== Rows ==

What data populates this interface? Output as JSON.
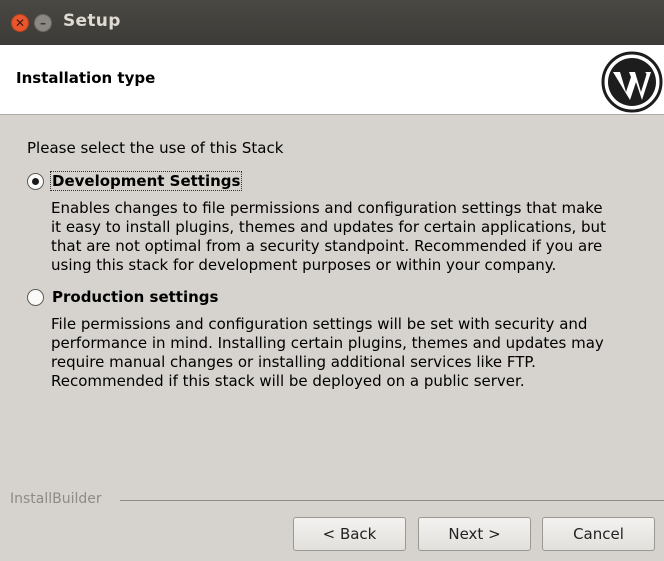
{
  "window": {
    "title": "Setup"
  },
  "header": {
    "title": "Installation type"
  },
  "main": {
    "prompt": "Please select the use of this Stack",
    "options": [
      {
        "label": "Development Settings",
        "selected": true,
        "description_lines": [
          "Enables changes to file permissions and configuration settings that make",
          "it easy to install plugins, themes and updates for certain applications, but",
          "that are not optimal from a security standpoint. Recommended if you are",
          "using this stack for development purposes or within your company."
        ]
      },
      {
        "label": "Production settings",
        "selected": false,
        "description_lines": [
          "File permissions and configuration settings will be set with security and",
          "performance in mind. Installing certain plugins, themes and updates may",
          "require manual changes or installing additional services like FTP.",
          "Recommended if this stack will be deployed on a public server."
        ]
      }
    ]
  },
  "footer": {
    "brand": "InstallBuilder",
    "back_label": "< Back",
    "next_label": "Next >",
    "cancel_label": "Cancel"
  },
  "icons": {
    "close": "close-icon",
    "minimize": "minimize-icon",
    "logo": "wordpress-logo"
  }
}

===

What you should do: Your copy should hold every record word for word and none of the pictures.

Task solution:
What data populates this interface? Output as JSON.
{
  "window": {
    "title": "Setup"
  },
  "header": {
    "title": "Installation type"
  },
  "main": {
    "prompt": "Please select the use of this Stack",
    "options": [
      {
        "label": "Development Settings",
        "selected": true,
        "description_lines": [
          "Enables changes to file permissions and configuration settings that make",
          "it easy to install plugins, themes and updates for certain applications, but",
          "that are not optimal from a security standpoint. Recommended if you are",
          "using this stack for development purposes or within your company."
        ]
      },
      {
        "label": "Production settings",
        "selected": false,
        "description_lines": [
          "File permissions and configuration settings will be set with security and",
          "performance in mind. Installing certain plugins, themes and updates may",
          "require manual changes or installing additional services like FTP.",
          "Recommended if this stack will be deployed on a public server."
        ]
      }
    ]
  },
  "footer": {
    "brand": "InstallBuilder",
    "back_label": "< Back",
    "next_label": "Next >",
    "cancel_label": "Cancel"
  },
  "icons": {
    "close": "close-icon",
    "minimize": "minimize-icon",
    "logo": "wordpress-logo"
  }
}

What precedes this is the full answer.